Required task: In the material below, identify each line bearing the word "formes". Reproduce those lines.
===== Record list
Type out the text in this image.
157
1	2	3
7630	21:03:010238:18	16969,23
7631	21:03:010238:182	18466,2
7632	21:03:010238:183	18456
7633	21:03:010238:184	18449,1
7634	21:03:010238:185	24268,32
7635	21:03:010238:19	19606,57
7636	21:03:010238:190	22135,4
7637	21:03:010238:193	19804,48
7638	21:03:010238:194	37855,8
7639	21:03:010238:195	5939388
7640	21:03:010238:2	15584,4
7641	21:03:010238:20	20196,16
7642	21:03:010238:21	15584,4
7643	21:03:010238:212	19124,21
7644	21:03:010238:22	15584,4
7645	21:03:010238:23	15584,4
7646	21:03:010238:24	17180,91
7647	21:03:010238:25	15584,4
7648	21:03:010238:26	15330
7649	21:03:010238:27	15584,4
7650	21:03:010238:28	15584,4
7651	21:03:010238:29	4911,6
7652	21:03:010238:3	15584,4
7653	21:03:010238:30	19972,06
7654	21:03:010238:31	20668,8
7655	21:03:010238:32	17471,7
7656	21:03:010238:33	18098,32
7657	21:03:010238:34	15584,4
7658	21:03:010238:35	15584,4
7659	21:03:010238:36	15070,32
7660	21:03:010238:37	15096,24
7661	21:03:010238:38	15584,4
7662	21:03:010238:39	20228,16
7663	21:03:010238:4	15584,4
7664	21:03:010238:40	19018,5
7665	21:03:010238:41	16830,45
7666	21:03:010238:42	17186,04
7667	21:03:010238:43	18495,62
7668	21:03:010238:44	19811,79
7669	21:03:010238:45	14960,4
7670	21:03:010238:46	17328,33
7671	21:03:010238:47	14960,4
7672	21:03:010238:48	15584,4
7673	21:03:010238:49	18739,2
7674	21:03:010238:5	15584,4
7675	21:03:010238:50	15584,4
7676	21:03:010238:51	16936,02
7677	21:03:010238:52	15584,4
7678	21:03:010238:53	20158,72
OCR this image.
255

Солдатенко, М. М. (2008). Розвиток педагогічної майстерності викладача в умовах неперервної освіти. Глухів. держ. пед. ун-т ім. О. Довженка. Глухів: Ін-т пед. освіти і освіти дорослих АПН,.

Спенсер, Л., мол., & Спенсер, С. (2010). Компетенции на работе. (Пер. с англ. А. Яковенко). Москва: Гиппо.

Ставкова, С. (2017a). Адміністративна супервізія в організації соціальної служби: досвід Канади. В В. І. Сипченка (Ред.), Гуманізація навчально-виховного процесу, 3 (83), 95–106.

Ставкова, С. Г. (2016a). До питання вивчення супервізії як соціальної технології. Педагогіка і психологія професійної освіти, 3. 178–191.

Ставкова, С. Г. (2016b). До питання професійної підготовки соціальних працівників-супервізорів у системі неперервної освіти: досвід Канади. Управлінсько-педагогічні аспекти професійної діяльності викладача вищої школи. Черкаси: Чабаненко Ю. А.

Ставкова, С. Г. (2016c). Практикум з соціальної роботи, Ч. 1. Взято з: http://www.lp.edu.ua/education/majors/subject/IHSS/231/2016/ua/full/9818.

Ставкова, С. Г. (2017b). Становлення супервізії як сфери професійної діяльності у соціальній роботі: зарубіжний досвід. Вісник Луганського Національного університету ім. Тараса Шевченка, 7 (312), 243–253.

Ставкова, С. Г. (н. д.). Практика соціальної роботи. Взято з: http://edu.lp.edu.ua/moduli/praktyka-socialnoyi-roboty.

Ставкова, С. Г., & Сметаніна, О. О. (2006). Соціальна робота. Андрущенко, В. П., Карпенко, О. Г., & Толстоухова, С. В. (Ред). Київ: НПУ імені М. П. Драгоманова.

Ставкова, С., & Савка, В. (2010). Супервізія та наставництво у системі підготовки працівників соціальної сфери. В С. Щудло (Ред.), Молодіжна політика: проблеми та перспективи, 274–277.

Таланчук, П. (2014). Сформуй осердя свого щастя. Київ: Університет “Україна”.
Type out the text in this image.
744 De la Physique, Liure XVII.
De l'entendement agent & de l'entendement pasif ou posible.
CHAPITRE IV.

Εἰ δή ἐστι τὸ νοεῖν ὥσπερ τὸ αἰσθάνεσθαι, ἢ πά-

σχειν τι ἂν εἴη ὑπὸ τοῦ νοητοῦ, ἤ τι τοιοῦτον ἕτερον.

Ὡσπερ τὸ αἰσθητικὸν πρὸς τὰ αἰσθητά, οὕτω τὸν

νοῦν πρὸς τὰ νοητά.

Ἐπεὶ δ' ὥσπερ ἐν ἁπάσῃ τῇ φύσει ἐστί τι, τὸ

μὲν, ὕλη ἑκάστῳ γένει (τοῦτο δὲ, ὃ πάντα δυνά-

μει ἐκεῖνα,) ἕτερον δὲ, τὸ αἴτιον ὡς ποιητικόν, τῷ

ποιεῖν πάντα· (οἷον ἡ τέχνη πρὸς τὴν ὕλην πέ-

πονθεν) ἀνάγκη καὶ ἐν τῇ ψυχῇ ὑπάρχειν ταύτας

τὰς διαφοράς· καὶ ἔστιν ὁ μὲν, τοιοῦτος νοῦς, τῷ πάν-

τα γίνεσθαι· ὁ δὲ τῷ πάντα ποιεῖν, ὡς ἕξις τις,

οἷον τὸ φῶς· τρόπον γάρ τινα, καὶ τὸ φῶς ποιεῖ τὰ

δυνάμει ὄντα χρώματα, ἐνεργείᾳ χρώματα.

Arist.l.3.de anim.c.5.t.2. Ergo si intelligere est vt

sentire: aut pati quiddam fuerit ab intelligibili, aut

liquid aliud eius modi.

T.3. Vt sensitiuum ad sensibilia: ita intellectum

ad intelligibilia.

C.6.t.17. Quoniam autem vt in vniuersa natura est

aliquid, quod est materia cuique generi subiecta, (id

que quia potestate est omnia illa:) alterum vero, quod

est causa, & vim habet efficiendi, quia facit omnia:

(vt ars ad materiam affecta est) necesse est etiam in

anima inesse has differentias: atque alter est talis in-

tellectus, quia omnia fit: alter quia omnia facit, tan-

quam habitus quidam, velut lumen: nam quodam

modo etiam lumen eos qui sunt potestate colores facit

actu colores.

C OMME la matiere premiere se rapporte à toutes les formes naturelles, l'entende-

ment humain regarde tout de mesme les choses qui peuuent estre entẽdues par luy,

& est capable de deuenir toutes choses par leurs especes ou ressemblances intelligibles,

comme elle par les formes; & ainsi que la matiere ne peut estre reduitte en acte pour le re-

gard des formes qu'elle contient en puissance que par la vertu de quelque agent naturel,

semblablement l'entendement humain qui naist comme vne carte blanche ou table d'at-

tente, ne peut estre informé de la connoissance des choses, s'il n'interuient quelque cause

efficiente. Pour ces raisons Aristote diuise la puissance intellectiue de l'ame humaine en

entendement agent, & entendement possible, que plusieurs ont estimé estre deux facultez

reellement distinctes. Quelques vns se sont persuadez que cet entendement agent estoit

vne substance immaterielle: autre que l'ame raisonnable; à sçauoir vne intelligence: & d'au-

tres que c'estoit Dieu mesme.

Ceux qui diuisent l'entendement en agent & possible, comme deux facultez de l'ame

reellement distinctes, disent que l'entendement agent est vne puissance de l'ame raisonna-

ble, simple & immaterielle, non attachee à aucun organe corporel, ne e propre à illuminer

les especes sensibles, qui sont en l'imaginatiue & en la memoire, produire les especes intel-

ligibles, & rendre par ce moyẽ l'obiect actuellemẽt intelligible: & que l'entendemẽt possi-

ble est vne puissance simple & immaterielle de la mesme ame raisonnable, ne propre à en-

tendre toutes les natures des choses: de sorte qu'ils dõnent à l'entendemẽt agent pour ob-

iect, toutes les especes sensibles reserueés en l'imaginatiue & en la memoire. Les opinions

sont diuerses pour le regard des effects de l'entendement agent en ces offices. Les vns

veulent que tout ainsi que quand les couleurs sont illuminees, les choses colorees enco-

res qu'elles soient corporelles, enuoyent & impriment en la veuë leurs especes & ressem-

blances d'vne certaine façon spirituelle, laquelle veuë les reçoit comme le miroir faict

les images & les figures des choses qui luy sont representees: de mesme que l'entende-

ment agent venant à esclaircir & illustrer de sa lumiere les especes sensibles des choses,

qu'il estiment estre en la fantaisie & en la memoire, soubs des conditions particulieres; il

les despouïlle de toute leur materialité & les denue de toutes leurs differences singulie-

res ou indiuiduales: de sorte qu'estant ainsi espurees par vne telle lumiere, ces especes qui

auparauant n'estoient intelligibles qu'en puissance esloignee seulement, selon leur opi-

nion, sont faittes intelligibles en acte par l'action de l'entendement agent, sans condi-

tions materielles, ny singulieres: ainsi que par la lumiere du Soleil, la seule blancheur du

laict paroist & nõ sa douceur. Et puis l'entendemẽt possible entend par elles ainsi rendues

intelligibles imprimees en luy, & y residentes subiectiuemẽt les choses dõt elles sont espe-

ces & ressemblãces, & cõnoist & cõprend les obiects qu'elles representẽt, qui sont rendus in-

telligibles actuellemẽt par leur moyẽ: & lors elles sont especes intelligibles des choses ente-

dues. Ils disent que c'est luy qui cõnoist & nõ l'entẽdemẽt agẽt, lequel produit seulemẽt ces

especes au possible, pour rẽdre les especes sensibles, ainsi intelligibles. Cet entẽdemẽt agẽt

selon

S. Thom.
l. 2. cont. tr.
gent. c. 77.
==========
Answer to the exercise:
C OMME la matiere premiere se rapporte à toutes les formes naturelles, l'entende-
comme elle par les formes; & ainsi que la matiere ne peut estre reduitte en acte pour le re-
gard des formes qu'elle contient en puissance que par la vertu de quelque agent naturel,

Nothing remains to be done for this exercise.